Can you quote the records below in full, word for word?
——
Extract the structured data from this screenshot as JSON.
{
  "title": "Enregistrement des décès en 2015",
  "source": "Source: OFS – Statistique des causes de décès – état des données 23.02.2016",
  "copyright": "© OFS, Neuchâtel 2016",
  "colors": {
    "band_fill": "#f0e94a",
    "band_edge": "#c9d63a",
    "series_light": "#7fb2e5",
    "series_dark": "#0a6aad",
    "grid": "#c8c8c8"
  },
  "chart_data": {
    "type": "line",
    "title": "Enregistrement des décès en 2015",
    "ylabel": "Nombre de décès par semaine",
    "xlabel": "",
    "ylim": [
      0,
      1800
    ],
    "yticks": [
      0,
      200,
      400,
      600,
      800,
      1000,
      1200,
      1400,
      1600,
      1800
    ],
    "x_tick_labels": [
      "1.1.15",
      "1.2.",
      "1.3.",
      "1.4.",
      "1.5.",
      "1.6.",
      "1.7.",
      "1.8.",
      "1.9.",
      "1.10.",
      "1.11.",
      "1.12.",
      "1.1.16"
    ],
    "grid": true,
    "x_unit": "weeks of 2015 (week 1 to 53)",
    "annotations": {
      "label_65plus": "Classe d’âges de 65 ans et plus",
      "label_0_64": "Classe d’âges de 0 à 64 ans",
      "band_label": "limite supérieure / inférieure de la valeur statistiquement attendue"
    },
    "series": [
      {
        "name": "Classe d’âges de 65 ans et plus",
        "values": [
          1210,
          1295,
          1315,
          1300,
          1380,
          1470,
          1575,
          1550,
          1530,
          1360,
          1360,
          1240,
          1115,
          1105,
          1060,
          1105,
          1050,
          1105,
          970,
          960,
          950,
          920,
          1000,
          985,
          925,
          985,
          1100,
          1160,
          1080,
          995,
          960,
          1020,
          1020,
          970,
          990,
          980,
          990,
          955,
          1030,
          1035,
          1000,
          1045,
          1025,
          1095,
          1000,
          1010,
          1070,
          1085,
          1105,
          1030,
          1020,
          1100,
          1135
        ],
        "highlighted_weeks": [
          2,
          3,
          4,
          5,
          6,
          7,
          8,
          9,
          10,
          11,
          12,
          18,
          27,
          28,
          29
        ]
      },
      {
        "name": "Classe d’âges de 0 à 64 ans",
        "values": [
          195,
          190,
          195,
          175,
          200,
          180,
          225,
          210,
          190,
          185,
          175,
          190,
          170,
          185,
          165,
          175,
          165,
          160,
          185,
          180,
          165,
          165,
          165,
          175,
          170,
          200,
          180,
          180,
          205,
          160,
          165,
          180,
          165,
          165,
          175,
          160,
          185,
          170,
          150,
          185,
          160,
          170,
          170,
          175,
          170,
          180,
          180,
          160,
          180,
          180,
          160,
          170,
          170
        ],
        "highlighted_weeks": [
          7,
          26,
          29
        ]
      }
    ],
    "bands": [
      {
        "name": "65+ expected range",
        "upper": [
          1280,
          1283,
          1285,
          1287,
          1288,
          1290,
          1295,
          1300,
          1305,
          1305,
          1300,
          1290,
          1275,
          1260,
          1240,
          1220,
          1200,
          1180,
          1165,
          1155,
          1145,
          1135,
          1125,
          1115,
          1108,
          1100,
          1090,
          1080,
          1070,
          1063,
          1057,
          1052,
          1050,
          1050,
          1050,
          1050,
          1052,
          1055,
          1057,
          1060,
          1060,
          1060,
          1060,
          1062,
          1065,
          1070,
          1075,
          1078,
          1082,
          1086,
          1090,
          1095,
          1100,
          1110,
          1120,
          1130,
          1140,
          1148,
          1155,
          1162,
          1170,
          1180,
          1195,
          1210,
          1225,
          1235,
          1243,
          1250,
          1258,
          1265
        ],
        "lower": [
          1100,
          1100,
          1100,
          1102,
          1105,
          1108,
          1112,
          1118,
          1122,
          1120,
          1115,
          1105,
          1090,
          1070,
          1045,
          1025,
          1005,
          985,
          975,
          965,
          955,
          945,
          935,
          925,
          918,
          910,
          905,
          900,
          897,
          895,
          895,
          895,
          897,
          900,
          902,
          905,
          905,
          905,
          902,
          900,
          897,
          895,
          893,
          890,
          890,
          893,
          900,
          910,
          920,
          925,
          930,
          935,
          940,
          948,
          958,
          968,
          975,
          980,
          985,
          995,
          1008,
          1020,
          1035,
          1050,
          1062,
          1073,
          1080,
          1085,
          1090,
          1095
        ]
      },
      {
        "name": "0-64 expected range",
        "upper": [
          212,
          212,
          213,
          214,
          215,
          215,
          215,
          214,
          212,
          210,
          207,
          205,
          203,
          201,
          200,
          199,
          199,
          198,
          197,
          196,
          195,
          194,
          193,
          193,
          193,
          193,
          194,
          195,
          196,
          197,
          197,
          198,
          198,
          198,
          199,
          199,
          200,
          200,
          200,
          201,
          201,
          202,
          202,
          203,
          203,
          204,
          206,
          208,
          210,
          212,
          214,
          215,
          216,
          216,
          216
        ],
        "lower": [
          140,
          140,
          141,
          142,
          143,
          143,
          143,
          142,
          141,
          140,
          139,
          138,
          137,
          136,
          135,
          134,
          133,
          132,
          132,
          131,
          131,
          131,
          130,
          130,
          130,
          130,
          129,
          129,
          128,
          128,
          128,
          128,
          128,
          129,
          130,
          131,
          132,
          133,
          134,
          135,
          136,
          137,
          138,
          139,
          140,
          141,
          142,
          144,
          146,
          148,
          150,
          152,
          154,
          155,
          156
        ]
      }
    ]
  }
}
——
**Full solution**
Extract the structured data from this screenshot as JSON.
{
  "title": "Enregistrement des décès en 2015",
  "source": "Source: OFS – Statistique des causes de décès – état des données 23.02.2016",
  "copyright": "© OFS, Neuchâtel 2016",
  "colors": {
    "band_fill": "#f0e94a",
    "band_edge": "#c9d63a",
    "series_light": "#7fb2e5",
    "series_dark": "#0a6aad",
    "grid": "#c8c8c8"
  },
  "chart_data": {
    "type": "line",
    "title": "Enregistrement des décès en 2015",
    "ylabel": "Nombre de décès par semaine",
    "xlabel": "",
    "ylim": [
      0,
      1800
    ],
    "yticks": [
      0,
      200,
      400,
      600,
      800,
      1000,
      1200,
      1400,
      1600,
      1800
    ],
    "x_tick_labels": [
      "1.1.15",
      "1.2.",
      "1.3.",
      "1.4.",
      "1.5.",
      "1.6.",
      "1.7.",
      "1.8.",
      "1.9.",
      "1.10.",
      "1.11.",
      "1.12.",
      "1.1.16"
    ],
    "grid": true,
    "x_unit": "weeks of 2015 (week 1 to 53)",
    "annotations": {
      "label_65plus": "Classe d’âges de 65 ans et plus",
      "label_0_64": "Classe d’âges de 0 à 64 ans",
      "band_label": "limite supérieure / inférieure de la valeur statistiquement attendue"
    },
    "series": [
      {
        "name": "Classe d’âges de 65 ans et plus",
        "values": [
          1210,
          1295,
          1315,
          1300,
          1380,
          1470,
          1575,
          1550,
          1530,
          1360,
          1360,
          1240,
          1115,
          1105,
          1060,
          1105,
          1050,
          1105,
          970,
          960,
          950,
          920,
          1000,
          985,
          925,
          985,
          1100,
          1160,
          1080,
          995,
          960,
          1020,
          1020,
          970,
          990,
          980,
          990,
          955,
          1030,
          1035,
          1000,
          1045,
          1025,
          1095,
          1000,
          1010,
          1070,
          1085,
          1105,
          1030,
          1020,
          1100,
          1135
        ],
        "highlighted_weeks": [
          2,
          3,
          4,
          5,
          6,
          7,
          8,
          9,
          10,
          11,
          12,
          18,
          27,
          28,
          29
        ]
      },
      {
        "name": "Classe d’âges de 0 à 64 ans",
        "values": [
          195,
          190,
          195,
          175,
          200,
          180,
          225,
          210,
          190,
          185,
          175,
          190,
          170,
          185,
          165,
          175,
          165,
          160,
          185,
          180,
          165,
          165,
          165,
          175,
          170,
          200,
          180,
          180,
          205,
          160,
          165,
          180,
          165,
          165,
          175,
          160,
          185,
          170,
          150,
          185,
          160,
          170,
          170,
          175,
          170,
          180,
          180,
          160,
          180,
          180,
          160,
          170,
          170
        ],
        "highlighted_weeks": [
          7,
          26,
          29
        ]
      }
    ],
    "bands": [
      {
        "name": "65+ expected range",
        "upper": [
          1280,
          1283,
          1285,
          1287,
          1288,
          1290,
          1295,
          1300,
          1305,
          1305,
          1300,
          1290,
          1275,
          1260,
          1240,
          1220,
          1200,
          1180,
          1165,
          1155,
          1145,
          1135,
          1125,
          1115,
          1108,
          1100,
          1090,
          1080,
          1070,
          1063,
          1057,
          1052,
          1050,
          1050,
          1050,
          1050,
          1052,
          1055,
          1057,
          1060,
          1060,
          1060,
          1060,
          1062,
          1065,
          1070,
          1075,
          1078,
          1082,
          1086,
          1090,
          1095,
          1100,
          1110,
          1120,
          1130,
          1140,
          1148,
          1155,
          1162,
          1170,
          1180,
          1195,
          1210,
          1225,
          1235,
          1243,
          1250,
          1258,
          1265
        ],
        "lower": [
          1100,
          1100,
          1100,
          1102,
          1105,
          1108,
          1112,
          1118,
          1122,
          1120,
          1115,
          1105,
          1090,
          1070,
          1045,
          1025,
          1005,
          985,
          975,
          965,
          955,
          945,
          935,
          925,
          918,
          910,
          905,
          900,
          897,
          895,
          895,
          895,
          897,
          900,
          902,
          905,
          905,
          905,
          902,
          900,
          897,
          895,
          893,
          890,
          890,
          893,
          900,
          910,
          920,
          925,
          930,
          935,
          940,
          948,
          958,
          968,
          975,
          980,
          985,
          995,
          1008,
          1020,
          1035,
          1050,
          1062,
          1073,
          1080,
          1085,
          1090,
          1095
        ]
      },
      {
        "name": "0-64 expected range",
        "upper": [
          212,
          212,
          213,
          214,
          215,
          215,
          215,
          214,
          212,
          210,
          207,
          205,
          203,
          201,
          200,
          199,
          199,
          198,
          197,
          196,
          195,
          194,
          193,
          193,
          193,
          193,
          194,
          195,
          196,
          197,
          197,
          198,
          198,
          198,
          199,
          199,
          200,
          200,
          200,
          201,
          201,
          202,
          202,
          203,
          203,
          204,
          206,
          208,
          210,
          212,
          214,
          215,
          216,
          216,
          216
        ],
        "lower": [
          140,
          140,
          141,
          142,
          143,
          143,
          143,
          142,
          141,
          140,
          139,
          138,
          137,
          136,
          135,
          134,
          133,
          132,
          132,
          131,
          131,
          131,
          130,
          130,
          130,
          130,
          129,
          129,
          128,
          128,
          128,
          128,
          128,
          129,
          130,
          131,
          132,
          133,
          134,
          135,
          136,
          137,
          138,
          139,
          140,
          141,
          142,
          144,
          146,
          148,
          150,
          152,
          154,
          155,
          156
        ]
      }
    ]
  }
}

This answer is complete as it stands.